Objective:
Give the material again in full, matching it exactly.

Material shown:
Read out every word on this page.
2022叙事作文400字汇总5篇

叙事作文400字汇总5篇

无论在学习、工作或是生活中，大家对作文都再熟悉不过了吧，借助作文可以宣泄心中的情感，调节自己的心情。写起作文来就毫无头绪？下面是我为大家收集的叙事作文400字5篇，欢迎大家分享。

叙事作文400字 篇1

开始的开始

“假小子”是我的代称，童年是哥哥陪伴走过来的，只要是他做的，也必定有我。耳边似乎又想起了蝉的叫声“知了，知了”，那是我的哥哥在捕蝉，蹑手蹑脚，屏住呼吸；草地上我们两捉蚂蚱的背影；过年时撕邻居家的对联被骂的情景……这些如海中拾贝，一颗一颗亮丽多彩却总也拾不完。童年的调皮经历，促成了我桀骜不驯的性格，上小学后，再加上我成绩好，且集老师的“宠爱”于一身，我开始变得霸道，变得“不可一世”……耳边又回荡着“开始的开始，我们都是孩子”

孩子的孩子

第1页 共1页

Written answer:
Read out every word on this page.
2022叙事作文400字汇总5篇

叙事作文400字汇总5篇

无论在学习、工作或是生活中，大家对作文都再熟悉不过了吧，借助作文可以宣泄心中的情感，调节自己的心情。写起作文来就毫无头绪？下面是我为大家收集的叙事作文400字5篇，欢迎大家分享。

叙事作文400字 篇1

开始的开始

“假小子”是我的代称，童年是哥哥陪伴走过来的，只要是他做的，也必定有我。耳边似乎又想起了蝉的叫声“知了，知了”，那是我的哥哥在捕蝉，蹑手蹑脚，屏住呼吸；草地上我们两捉蚂蚱的背影；过年时撕邻居家的对联被骂的情景……这些如海中拾贝，一颗一颗亮丽多彩却总也拾不完。童年的调皮经历，促成了我桀骜不驯的性格，上小学后，再加上我成绩好，且集老师的“宠爱”于一身，我开始变得霸道，变得“不可一世”……耳边又回荡着“开始的开始，我们都是孩子”

孩子的孩子

第1页 共1页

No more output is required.